-- START RECORD LIST --

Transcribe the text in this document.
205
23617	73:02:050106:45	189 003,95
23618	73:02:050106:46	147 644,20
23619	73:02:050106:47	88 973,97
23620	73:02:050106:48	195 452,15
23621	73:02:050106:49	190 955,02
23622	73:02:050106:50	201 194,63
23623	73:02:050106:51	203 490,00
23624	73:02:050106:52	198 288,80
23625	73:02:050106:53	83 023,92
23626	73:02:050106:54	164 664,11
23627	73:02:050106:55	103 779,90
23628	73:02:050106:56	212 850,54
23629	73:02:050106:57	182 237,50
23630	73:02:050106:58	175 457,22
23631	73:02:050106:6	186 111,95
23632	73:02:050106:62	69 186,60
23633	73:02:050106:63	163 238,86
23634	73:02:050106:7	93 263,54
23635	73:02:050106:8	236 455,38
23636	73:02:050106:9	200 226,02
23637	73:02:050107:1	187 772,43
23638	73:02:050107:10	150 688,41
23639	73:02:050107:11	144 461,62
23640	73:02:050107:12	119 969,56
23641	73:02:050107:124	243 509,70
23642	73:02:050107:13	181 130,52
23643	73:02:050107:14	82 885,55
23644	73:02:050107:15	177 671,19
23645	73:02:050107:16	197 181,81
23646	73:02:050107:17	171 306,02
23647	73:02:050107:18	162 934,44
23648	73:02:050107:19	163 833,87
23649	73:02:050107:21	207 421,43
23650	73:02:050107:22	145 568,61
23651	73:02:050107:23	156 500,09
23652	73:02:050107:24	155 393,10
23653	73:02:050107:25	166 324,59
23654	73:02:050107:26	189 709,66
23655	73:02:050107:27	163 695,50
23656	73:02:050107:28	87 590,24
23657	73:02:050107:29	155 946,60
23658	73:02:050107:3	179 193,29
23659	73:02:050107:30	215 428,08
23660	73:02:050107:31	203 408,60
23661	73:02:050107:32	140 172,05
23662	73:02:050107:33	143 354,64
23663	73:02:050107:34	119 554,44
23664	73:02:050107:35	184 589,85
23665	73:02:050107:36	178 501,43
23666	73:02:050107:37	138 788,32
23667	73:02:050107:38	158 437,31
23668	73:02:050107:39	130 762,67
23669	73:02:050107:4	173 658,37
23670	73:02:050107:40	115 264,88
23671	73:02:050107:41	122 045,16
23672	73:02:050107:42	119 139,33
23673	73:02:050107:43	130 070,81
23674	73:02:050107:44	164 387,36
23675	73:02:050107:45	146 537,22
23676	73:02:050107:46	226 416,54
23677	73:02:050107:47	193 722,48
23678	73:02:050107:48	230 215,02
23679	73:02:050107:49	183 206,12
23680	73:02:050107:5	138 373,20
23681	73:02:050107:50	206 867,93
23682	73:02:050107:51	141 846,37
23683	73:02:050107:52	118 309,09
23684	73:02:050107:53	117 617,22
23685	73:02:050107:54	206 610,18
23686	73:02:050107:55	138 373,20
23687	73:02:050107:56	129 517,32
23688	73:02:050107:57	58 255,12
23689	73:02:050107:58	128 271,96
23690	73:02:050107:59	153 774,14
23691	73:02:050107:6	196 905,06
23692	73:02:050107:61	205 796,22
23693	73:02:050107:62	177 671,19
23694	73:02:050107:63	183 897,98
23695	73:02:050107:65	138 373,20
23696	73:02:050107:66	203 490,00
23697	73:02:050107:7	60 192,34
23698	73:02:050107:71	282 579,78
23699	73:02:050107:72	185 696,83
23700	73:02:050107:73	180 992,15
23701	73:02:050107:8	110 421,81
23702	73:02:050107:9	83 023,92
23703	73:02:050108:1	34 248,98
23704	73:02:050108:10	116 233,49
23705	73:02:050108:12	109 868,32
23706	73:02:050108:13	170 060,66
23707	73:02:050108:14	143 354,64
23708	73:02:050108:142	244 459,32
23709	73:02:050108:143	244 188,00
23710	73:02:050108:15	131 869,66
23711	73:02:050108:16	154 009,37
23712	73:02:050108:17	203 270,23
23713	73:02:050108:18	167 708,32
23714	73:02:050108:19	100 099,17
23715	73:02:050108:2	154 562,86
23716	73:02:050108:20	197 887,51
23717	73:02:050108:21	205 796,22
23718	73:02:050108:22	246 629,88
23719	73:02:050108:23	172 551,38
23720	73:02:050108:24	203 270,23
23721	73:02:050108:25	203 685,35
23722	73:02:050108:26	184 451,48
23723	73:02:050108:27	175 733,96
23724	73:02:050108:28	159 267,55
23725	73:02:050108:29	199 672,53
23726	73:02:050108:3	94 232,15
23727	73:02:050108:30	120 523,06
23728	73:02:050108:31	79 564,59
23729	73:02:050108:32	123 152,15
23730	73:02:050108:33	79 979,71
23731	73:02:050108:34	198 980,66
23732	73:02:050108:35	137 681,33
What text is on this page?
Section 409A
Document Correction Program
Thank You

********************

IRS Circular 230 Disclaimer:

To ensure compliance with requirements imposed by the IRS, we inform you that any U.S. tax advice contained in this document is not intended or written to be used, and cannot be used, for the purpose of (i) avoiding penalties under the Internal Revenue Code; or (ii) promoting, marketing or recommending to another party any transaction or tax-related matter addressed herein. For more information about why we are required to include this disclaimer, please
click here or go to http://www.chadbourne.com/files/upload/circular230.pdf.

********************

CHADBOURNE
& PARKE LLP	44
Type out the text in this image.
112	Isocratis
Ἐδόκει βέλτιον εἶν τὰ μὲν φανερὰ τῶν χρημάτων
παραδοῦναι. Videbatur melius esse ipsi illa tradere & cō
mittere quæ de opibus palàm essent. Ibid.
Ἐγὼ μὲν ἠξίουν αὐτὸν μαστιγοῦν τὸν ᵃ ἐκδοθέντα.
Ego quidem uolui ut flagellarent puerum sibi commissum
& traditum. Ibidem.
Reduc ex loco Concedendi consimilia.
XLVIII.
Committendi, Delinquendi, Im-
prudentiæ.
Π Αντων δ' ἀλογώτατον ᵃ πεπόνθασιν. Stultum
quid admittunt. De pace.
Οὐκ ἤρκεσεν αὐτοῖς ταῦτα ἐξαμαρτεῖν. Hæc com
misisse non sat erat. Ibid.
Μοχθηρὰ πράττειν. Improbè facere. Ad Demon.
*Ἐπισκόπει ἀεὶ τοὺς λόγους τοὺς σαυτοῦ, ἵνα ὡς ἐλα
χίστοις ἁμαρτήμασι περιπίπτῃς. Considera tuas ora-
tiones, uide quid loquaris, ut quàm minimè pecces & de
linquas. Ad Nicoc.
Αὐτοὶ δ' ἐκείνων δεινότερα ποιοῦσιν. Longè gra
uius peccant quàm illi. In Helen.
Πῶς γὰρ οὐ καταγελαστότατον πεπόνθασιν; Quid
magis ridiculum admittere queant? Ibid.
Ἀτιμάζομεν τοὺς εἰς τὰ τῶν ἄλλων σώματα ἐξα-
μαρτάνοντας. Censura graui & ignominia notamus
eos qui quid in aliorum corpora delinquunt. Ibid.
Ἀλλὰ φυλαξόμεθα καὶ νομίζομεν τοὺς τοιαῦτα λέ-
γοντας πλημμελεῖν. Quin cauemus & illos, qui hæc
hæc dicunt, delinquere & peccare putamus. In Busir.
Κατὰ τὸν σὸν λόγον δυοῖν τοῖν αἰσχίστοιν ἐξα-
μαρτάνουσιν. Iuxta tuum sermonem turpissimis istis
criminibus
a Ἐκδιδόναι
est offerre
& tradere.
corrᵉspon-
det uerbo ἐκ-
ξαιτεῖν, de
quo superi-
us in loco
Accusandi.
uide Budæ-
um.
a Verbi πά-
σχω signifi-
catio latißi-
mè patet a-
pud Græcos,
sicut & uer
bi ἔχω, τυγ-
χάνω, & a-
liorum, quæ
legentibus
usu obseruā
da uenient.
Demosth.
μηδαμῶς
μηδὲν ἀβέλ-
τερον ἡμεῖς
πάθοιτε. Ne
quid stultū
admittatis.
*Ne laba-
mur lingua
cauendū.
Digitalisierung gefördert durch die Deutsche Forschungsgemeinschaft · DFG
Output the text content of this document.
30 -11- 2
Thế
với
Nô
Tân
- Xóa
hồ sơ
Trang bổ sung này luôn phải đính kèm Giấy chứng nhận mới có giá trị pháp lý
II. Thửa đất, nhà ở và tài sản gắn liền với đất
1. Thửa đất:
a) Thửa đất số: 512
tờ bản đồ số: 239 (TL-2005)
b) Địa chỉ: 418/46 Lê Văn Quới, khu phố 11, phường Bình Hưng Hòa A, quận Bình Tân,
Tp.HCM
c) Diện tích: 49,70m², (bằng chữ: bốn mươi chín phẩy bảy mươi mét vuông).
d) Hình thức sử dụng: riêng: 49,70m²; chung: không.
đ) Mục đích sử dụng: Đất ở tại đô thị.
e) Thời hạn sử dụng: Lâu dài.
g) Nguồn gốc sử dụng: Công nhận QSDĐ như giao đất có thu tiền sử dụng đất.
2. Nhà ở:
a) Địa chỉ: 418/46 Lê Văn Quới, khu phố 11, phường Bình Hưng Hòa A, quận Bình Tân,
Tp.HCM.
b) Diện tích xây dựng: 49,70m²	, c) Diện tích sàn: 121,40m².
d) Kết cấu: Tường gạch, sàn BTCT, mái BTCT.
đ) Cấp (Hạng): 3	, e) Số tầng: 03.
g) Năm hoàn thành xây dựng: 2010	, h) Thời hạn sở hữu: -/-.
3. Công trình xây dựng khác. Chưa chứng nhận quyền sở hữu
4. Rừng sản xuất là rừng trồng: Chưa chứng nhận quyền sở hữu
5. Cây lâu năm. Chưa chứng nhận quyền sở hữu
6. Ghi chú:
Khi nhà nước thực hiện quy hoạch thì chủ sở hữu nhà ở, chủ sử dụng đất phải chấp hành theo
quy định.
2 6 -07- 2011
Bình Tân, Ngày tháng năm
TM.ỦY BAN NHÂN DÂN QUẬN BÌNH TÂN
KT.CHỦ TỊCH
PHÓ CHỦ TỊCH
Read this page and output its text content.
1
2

-- END RECORD LIST --

REQUIRED TASK> Count the lines of the material that include the word "phải", then state only the total.

THE COMPLETED TASK> 2